Copy each line with the word "Number" in it.

::::

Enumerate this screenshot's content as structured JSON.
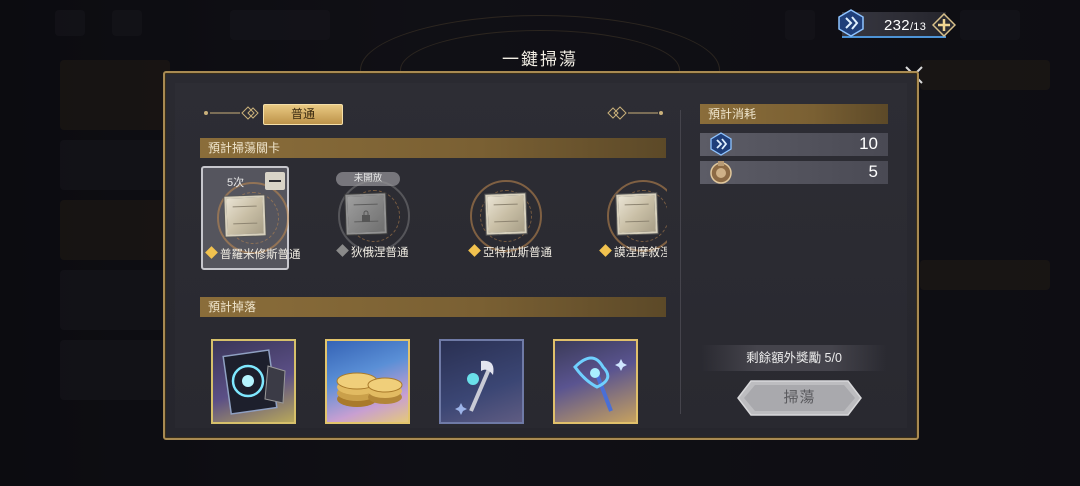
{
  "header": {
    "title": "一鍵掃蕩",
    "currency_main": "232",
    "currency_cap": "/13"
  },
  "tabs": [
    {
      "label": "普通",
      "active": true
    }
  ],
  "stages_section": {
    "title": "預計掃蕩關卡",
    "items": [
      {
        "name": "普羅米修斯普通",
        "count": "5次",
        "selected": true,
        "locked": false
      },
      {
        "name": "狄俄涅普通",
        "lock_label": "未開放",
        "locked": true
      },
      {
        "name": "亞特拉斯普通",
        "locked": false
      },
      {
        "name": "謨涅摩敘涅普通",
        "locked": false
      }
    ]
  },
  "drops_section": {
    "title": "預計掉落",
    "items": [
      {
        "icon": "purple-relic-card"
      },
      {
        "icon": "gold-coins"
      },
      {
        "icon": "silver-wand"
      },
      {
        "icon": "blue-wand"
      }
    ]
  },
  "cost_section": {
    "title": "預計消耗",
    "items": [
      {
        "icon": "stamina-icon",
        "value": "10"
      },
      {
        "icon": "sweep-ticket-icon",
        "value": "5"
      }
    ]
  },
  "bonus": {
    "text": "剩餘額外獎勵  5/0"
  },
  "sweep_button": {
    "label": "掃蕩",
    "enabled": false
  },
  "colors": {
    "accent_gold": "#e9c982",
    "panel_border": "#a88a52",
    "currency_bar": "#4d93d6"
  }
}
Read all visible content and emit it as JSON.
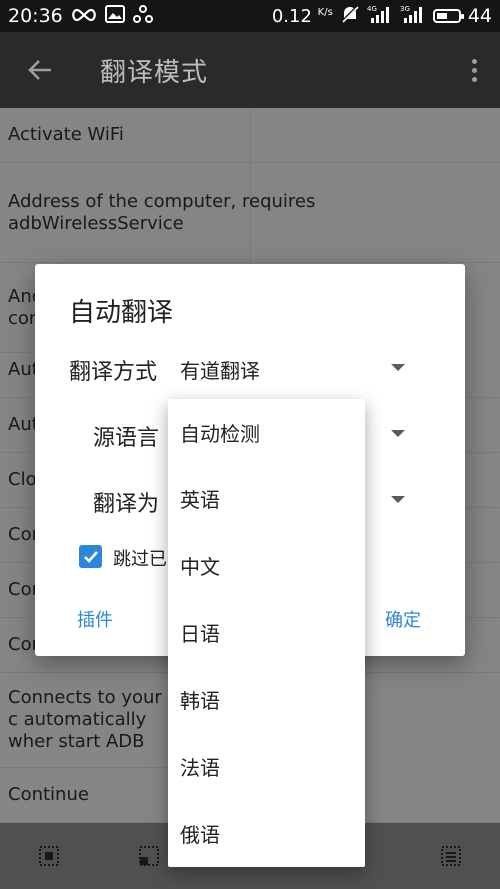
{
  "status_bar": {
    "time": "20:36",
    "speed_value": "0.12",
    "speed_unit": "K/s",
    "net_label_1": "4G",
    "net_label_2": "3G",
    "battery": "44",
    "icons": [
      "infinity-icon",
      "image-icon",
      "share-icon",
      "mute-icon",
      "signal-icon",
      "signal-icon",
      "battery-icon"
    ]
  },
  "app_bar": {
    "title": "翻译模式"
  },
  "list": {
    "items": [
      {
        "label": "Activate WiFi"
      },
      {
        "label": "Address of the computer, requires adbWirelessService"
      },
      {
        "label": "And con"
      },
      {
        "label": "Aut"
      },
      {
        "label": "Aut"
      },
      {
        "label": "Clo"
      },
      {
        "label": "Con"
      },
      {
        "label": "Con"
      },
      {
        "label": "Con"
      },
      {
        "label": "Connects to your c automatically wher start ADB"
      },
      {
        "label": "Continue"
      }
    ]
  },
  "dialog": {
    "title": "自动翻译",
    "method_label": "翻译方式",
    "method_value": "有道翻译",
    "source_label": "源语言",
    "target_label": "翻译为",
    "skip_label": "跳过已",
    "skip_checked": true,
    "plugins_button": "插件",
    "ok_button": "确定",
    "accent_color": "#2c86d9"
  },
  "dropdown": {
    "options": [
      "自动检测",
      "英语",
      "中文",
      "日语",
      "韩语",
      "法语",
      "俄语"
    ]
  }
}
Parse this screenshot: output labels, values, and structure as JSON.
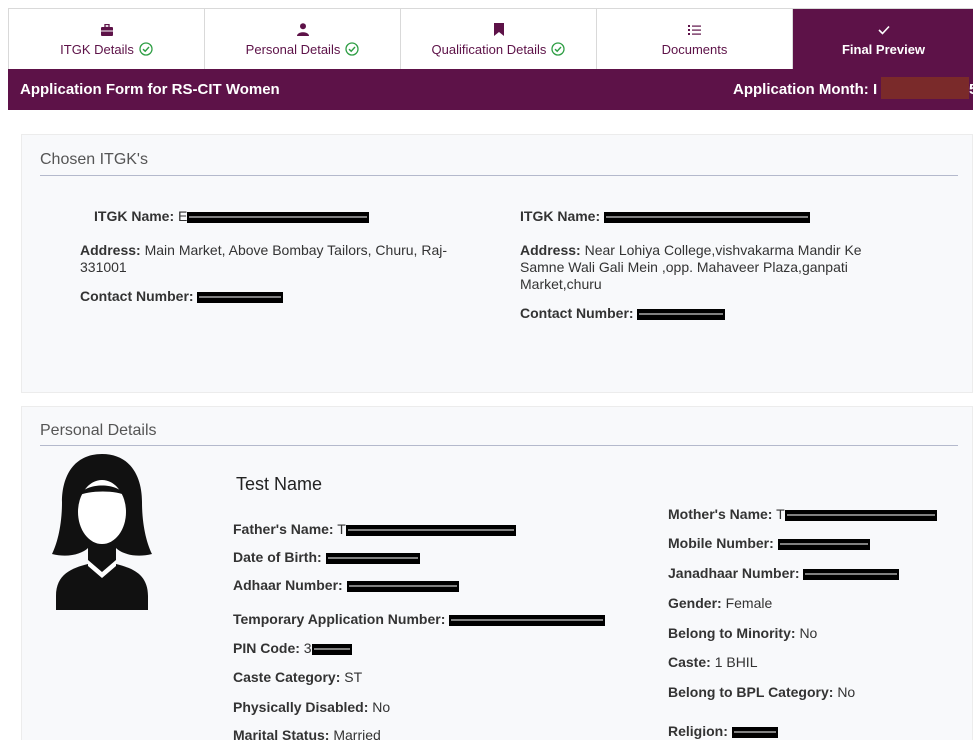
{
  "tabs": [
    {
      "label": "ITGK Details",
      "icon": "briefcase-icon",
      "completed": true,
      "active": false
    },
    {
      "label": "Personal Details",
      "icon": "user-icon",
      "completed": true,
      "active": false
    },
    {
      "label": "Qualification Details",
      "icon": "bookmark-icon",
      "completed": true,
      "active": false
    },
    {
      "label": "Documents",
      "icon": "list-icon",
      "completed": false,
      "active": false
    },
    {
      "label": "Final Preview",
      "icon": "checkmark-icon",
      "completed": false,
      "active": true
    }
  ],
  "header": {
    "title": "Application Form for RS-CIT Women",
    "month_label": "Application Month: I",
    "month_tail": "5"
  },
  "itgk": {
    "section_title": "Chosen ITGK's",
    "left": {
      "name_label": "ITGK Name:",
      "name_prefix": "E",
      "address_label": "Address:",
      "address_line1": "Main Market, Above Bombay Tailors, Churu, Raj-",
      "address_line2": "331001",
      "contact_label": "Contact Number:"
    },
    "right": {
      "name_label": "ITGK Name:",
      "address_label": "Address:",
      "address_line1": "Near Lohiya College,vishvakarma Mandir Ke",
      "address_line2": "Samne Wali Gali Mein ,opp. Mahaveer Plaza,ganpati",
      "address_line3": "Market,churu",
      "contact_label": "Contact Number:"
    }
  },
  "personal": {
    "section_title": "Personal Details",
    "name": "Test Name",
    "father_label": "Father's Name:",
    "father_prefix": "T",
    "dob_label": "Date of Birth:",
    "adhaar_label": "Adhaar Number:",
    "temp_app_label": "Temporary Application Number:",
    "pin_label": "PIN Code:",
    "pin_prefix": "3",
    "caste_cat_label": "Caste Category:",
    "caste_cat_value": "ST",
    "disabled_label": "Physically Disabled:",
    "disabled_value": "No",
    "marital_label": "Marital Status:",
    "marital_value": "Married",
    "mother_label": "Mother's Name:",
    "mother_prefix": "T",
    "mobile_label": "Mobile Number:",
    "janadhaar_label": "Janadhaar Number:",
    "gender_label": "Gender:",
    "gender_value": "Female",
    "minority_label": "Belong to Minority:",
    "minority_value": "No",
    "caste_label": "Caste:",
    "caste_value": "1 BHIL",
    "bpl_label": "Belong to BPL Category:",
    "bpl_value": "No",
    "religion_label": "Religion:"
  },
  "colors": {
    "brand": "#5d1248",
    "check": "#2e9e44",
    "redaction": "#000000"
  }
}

::::

_RESPONSE TO THE EXERCISE_:
      "contact_label": "Contact Number:"
      "contact_label": "Contact Number:"
    "adhaar_label": "Adhaar Number:",
    "temp_app_label": "Temporary Application Number:",
    "mobile_label": "Mobile Number:",
    "janadhaar_label": "Janadhaar Number:",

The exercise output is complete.